-- Source records --
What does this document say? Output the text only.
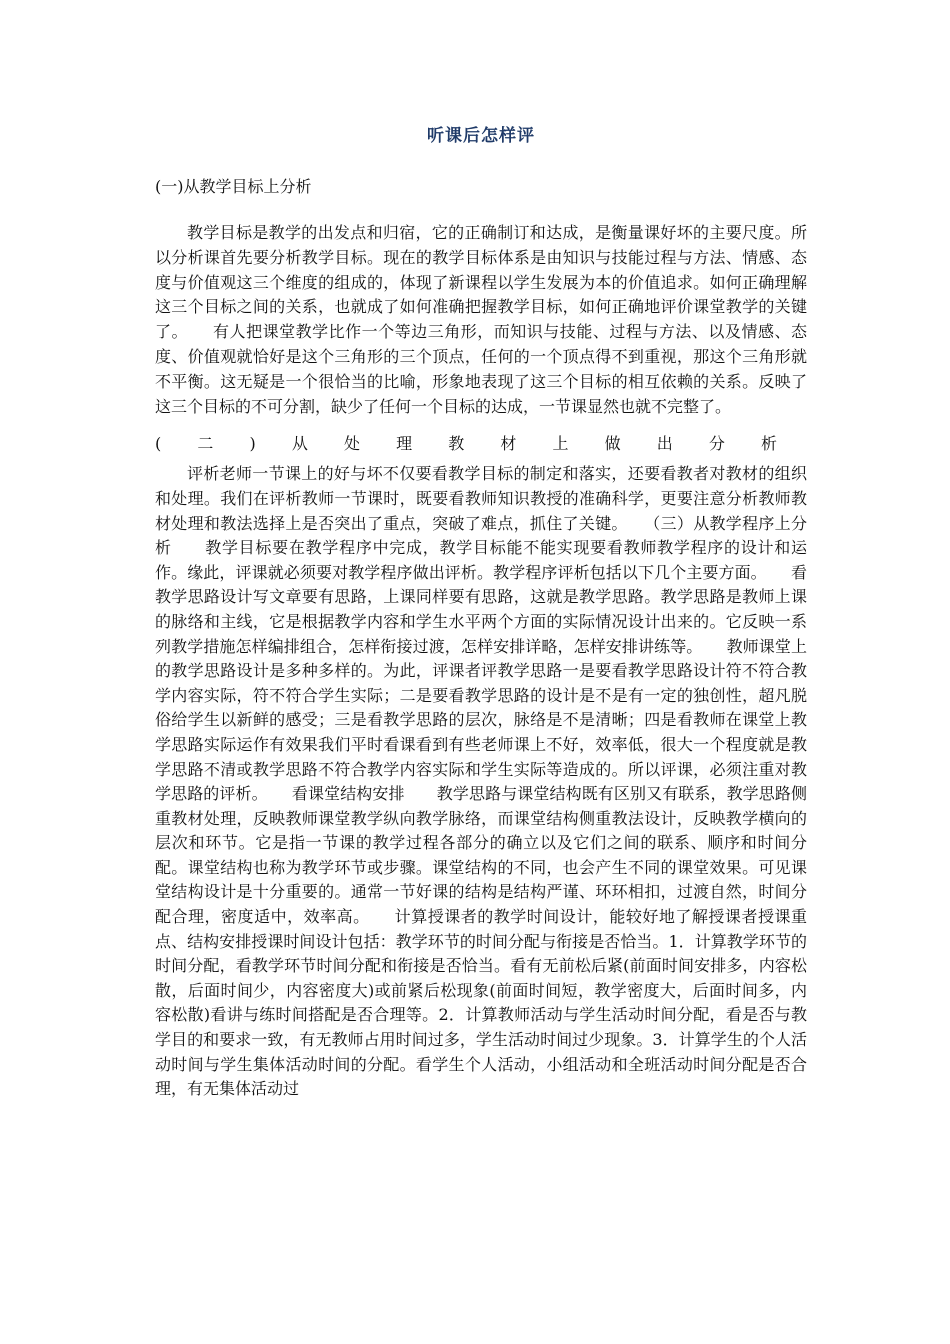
听课后怎样评
(一)从教学目标上分析
教学目标是教学的出发点和归宿，它的正确制订和达成，是衡量课好坏的主要尺度。所以分析课首先要分析教学目标。现在的教学目标体系是由知识与技能过程与方法、情感、态度与价值观这三个维度的组成的，体现了新课程以学生发展为本的价值追求。如何正确理解这三个目标之间的关系，也就成了如何准确把握教学目标，如何正确地评价课堂教学的关键了。　　有人把课堂教学比作一个等边三角形，而知识与技能、过程与方法、以及情感、态度、价值观就恰好是这个三角形的三个顶点，任何的一个顶点得不到重视，那这个三角形就不平衡。这无疑是一个很恰当的比喻，形象地表现了这三个目标的相互依赖的关系。反映了这三个目标的不可分割，缺少了任何一个目标的达成，一节课显然也就不完整了。
( 二 ) 从 处 理 教 材 上 做 出 分 析
评析老师一节课上的好与坏不仅要看教学目标的制定和落实，还要看教者对教材的组织和处理。我们在评析教师一节课时，既要看教师知识教授的准确科学，更要注意分析教师教材处理和教法选择上是否突出了重点，突破了难点，抓住了关键。　　（三）从教学程序上分析　　教学目标要在教学程序中完成，教学目标能不能实现要看教师教学程序的设计和运作。缘此，评课就必须要对教学程序做出评析。教学程序评析包括以下几个主要方面。　　看教学思路设计写文章要有思路，上课同样要有思路，这就是教学思路。教学思路是教师上课的脉络和主线，它是根据教学内容和学生水平两个方面的实际情况设计出来的。它反映一系列教学措施怎样编排组合，怎样衔接过渡，怎样安排详略，怎样安排讲练等。　　教师课堂上的教学思路设计是多种多样的。为此，评课者评教学思路一是要看教学思路设计符不符合教学内容实际，符不符合学生实际；二是要看教学思路的设计是不是有一定的独创性，超凡脱俗给学生以新鲜的感受；三是看教学思路的层次，脉络是不是清晰；四是看教师在课堂上教学思路实际运作有效果我们平时看课看到有些老师课上不好，效率低，很大一个程度就是教学思路不清或教学思路不符合教学内容实际和学生实际等造成的。所以评课，必须注重对教学思路的评析。　　看课堂结构安排　　教学思路与课堂结构既有区别又有联系，教学思路侧重教材处理，反映教师课堂教学纵向教学脉络，而课堂结构侧重教法设计，反映教学横向的层次和环节。它是指一节课的教学过程各部分的确立以及它们之间的联系、顺序和时间分配。课堂结构也称为教学环节或步骤。课堂结构的不同，也会产生不同的课堂效果。可见课堂结构设计是十分重要的。通常一节好课的结构是结构严谨、环环相扣，过渡自然，时间分配合理，密度适中，效率高。　　计算授课者的教学时间设计，能较好地了解授课者授课重点、结构安排授课时间设计包括：教学环节的时间分配与衔接是否恰当。1．计算教学环节的时间分配，看教学环节时间分配和衔接是否恰当。看有无前松后紧(前面时间安排多，内容松散，后面时间少，内容密度大)或前紧后松现象(前面时间短，教学密度大，后面时间多，内容松散)看讲与练时间搭配是否合理等。2．计算教师活动与学生活动时间分配，看是否与教学目的和要求一致，有无教师占用时间过多，学生活动时间过少现象。3．计算学生的个人活动时间与学生集体活动时间的分配。看学生个人活动，小组活动和全班活动时间分配是否合理，有无集体活动过
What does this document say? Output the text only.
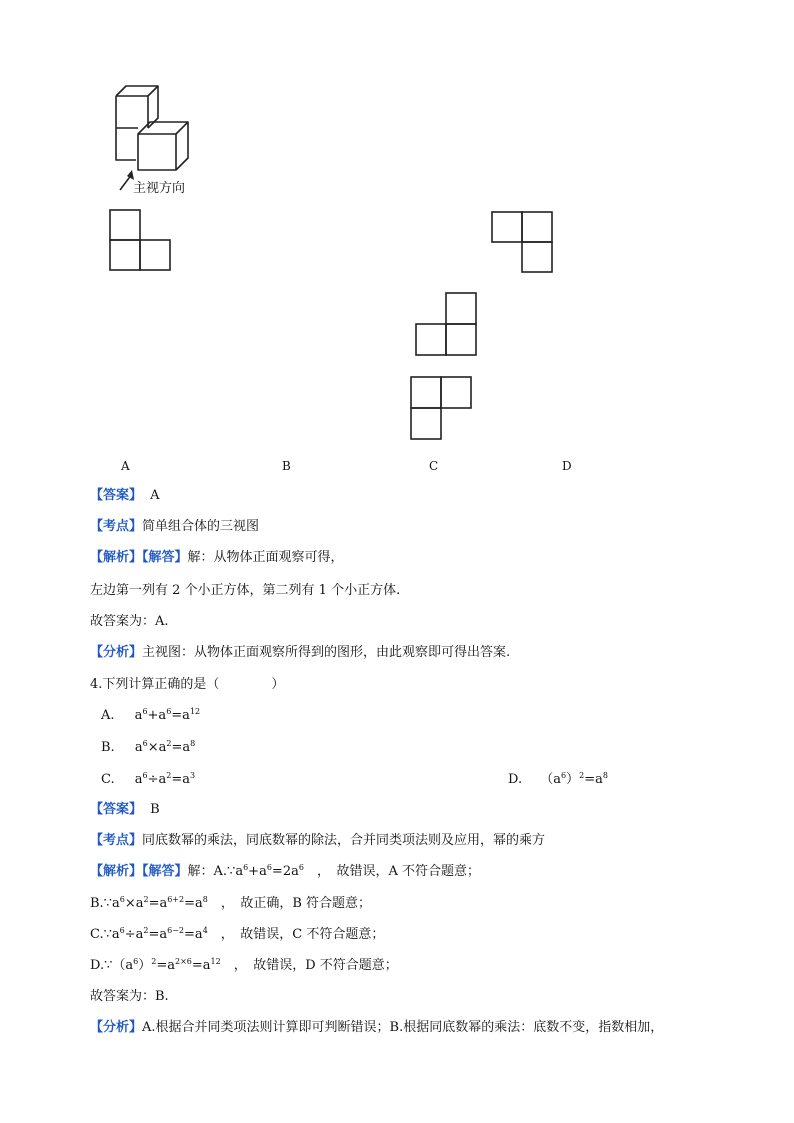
主视方向
A	B	C	D
【答案】 A
【考点】简单组合体的三视图
【解析】【解答】解：从物体正面观察可得，
左边第一列有 2 个小正方体，第二列有 1 个小正方体.
故答案为：A.
【分析】主视图：从物体正面观察所得到的图形，由此观察即可得出答案.
4.下列计算正确的是（　　　　）
A. $a^6+a^6=a^{12}$
B. $a^6\times a^2=a^8$
C. $a^6\div a^2=a^3$	D. $(a^6)^2=a^8$
【答案】 B
【考点】同底数幂的乘法，同底数幂的除法，合并同类项法则及应用，幂的乘方
【解析】【解答】解：$A.\because a^6+a^6=2a^6$　，　故错误，A 不符合题意；
$B.\because a^6\times a^2=a^{6+2}=a^8$　，　故正确，B 符合题意；
$C.\because a^6\div a^2=a^{6-2}=a^4$　，　故错误，C 不符合题意；
$D.\because(a^6)^2=a^{2\times 6}=a^{12}$　，　故错误，D 不符合题意；
故答案为：B.
【分析】A.根据合并同类项法则计算即可判断错误；B.根据同底数幂的乘法：底数不变，指数相加，
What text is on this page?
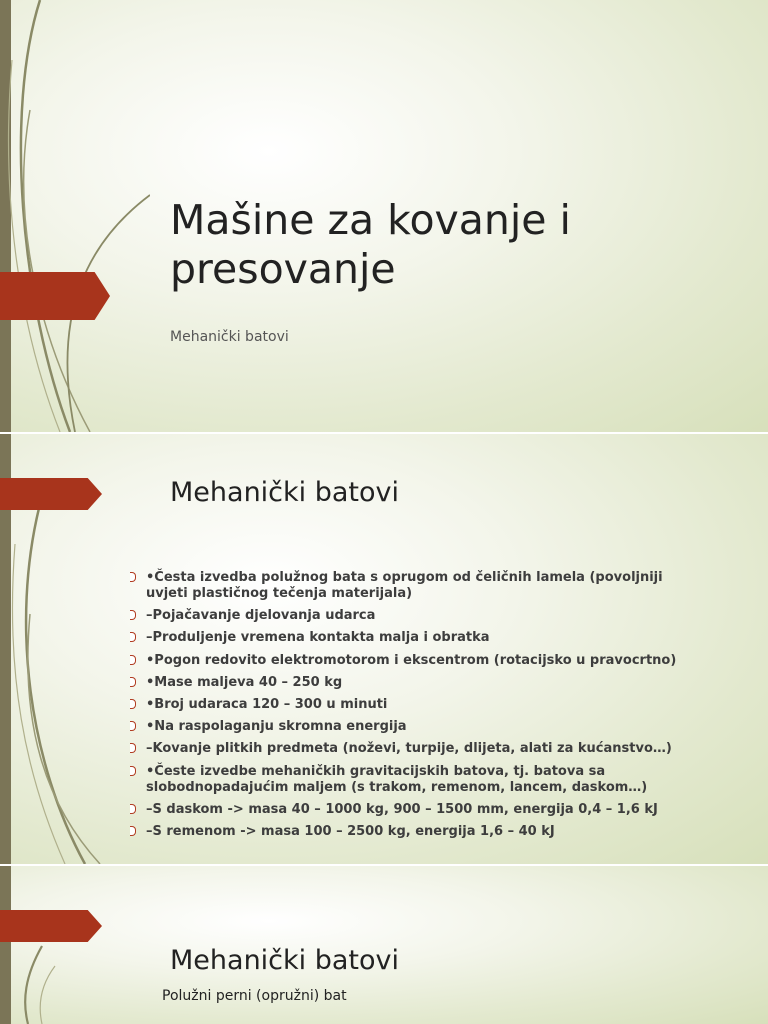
Mašine za kovanje i presovanje

Mehanički batovi

Mehanički batovi
•Česta izvedba polužnog bata s oprugom od čeličnih lamela (povoljniji uvjeti plastičnog tečenja materijala)
–Pojačavanje djelovanja udarca
–Produljenje vremena kontakta malja i obratka
•Pogon redovito elektromotorom i ekscentrom (rotacijsko u pravocrtno)
•Mase maljeva 40 – 250 kg
•Broj udaraca 120 – 300 u minuti
•Na raspolaganju skromna energija
–Kovanje plitkih predmeta (noževi, turpije, dlijeta, alati za kućanstvo…)
•Česte izvedbe mehaničkih gravitacijskih batova, tj. batova sa slobodnopadajućim maljem (s trakom, remenom, lancem, daskom…)
–S daskom -> masa 40 – 1000 kg, 900 – 1500 mm, energija 0,4 – 1,6 kJ
–S remenom -> masa 100 – 2500 kg, energija 1,6 – 40 kJ
Mehanički batovi

Polužni perni (opružni) bat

-- EXERCISE DESCRIPTION --
Reproduce each entry verbatim, excluding any embedded images.

-- COMPLETE ANSWER --
What does this document say? Output the text only.
听课后怎样评
(一)从教学目标上分析
教学目标是教学的出发点和归宿，它的正确制订和达成，是衡量课好坏的主要尺度。所以分析课首先要分析教学目标。现在的教学目标体系是由知识与技能过程与方法、情感、态度与价值观这三个维度的组成的，体现了新课程以学生发展为本的价值追求。如何正确理解这三个目标之间的关系，也就成了如何准确把握教学目标，如何正确地评价课堂教学的关键了。　　有人把课堂教学比作一个等边三角形，而知识与技能、过程与方法、以及情感、态度、价值观就恰好是这个三角形的三个顶点，任何的一个顶点得不到重视，那这个三角形就不平衡。这无疑是一个很恰当的比喻，形象地表现了这三个目标的相互依赖的关系。反映了这三个目标的不可分割，缺少了任何一个目标的达成，一节课显然也就不完整了。
( 二 ) 从 处 理 教 材 上 做 出 分 析
评析老师一节课上的好与坏不仅要看教学目标的制定和落实，还要看教者对教材的组织和处理。我们在评析教师一节课时，既要看教师知识教授的准确科学，更要注意分析教师教材处理和教法选择上是否突出了重点，突破了难点，抓住了关键。　　（三）从教学程序上分析　　教学目标要在教学程序中完成，教学目标能不能实现要看教师教学程序的设计和运作。缘此，评课就必须要对教学程序做出评析。教学程序评析包括以下几个主要方面。　　看教学思路设计写文章要有思路，上课同样要有思路，这就是教学思路。教学思路是教师上课的脉络和主线，它是根据教学内容和学生水平两个方面的实际情况设计出来的。它反映一系列教学措施怎样编排组合，怎样衔接过渡，怎样安排详略，怎样安排讲练等。　　教师课堂上的教学思路设计是多种多样的。为此，评课者评教学思路一是要看教学思路设计符不符合教学内容实际，符不符合学生实际；二是要看教学思路的设计是不是有一定的独创性，超凡脱俗给学生以新鲜的感受；三是看教学思路的层次，脉络是不是清晰；四是看教师在课堂上教学思路实际运作有效果我们平时看课看到有些老师课上不好，效率低，很大一个程度就是教学思路不清或教学思路不符合教学内容实际和学生实际等造成的。所以评课，必须注重对教学思路的评析。　　看课堂结构安排　　教学思路与课堂结构既有区别又有联系，教学思路侧重教材处理，反映教师课堂教学纵向教学脉络，而课堂结构侧重教法设计，反映教学横向的层次和环节。它是指一节课的教学过程各部分的确立以及它们之间的联系、顺序和时间分配。课堂结构也称为教学环节或步骤。课堂结构的不同，也会产生不同的课堂效果。可见课堂结构设计是十分重要的。通常一节好课的结构是结构严谨、环环相扣，过渡自然，时间分配合理，密度适中，效率高。　　计算授课者的教学时间设计，能较好地了解授课者授课重点、结构安排授课时间设计包括：教学环节的时间分配与衔接是否恰当。1．计算教学环节的时间分配，看教学环节时间分配和衔接是否恰当。看有无前松后紧(前面时间安排多，内容松散，后面时间少，内容密度大)或前紧后松现象(前面时间短，教学密度大，后面时间多，内容松散)看讲与练时间搭配是否合理等。2．计算教师活动与学生活动时间分配，看是否与教学目的和要求一致，有无教师占用时间过多，学生活动时间过少现象。3．计算学生的个人活动时间与学生集体活动时间的分配。看学生个人活动，小组活动和全班活动时间分配是否合理，有无集体活动过
What does this document say? Output the text only.
主视方向
A	B	C	D
【答案】 A
【考点】简单组合体的三视图
【解析】【解答】解：从物体正面观察可得，
左边第一列有 2 个小正方体，第二列有 1 个小正方体.
故答案为：A.
【分析】主视图：从物体正面观察所得到的图形，由此观察即可得出答案.
4.下列计算正确的是（　　　　）
A. $a^6+a^6=a^{12}$
B. $a^6\times a^2=a^8$
C. $a^6\div a^2=a^3$	D. $(a^6)^2=a^8$
【答案】 B
【考点】同底数幂的乘法，同底数幂的除法，合并同类项法则及应用，幂的乘方
【解析】【解答】解：$A.\because a^6+a^6=2a^6$　，　故错误，A 不符合题意；
$B.\because a^6\times a^2=a^{6+2}=a^8$　，　故正确，B 符合题意；
$C.\because a^6\div a^2=a^{6-2}=a^4$　，　故错误，C 不符合题意；
$D.\because(a^6)^2=a^{2\times 6}=a^{12}$　，　故错误，D 不符合题意；
故答案为：B.
【分析】A.根据合并同类项法则计算即可判断错误；B.根据同底数幂的乘法：底数不变，指数相加，
What text is on this page?
Mašine za kovanje i presovanje

Mehanički batovi

Mehanički batovi
•Česta izvedba polužnog bata s oprugom od čeličnih lamela (povoljniji uvjeti plastičnog tečenja materijala)
–Pojačavanje djelovanja udarca
–Produljenje vremena kontakta malja i obratka
•Pogon redovito elektromotorom i ekscentrom (rotacijsko u pravocrtno)
•Mase maljeva 40 – 250 kg
•Broj udaraca 120 – 300 u minuti
•Na raspolaganju skromna energija
–Kovanje plitkih predmeta (noževi, turpije, dlijeta, alati za kućanstvo…)
•Česte izvedbe mehaničkih gravitacijskih batova, tj. batova sa slobodnopadajućim maljem (s trakom, remenom, lancem, daskom…)
–S daskom -> masa 40 – 1000 kg, 900 – 1500 mm, energija 0,4 – 1,6 kJ
–S remenom -> masa 100 – 2500 kg, energija 1,6 – 40 kJ
Mehanički batovi

Polužni perni (opružni) bat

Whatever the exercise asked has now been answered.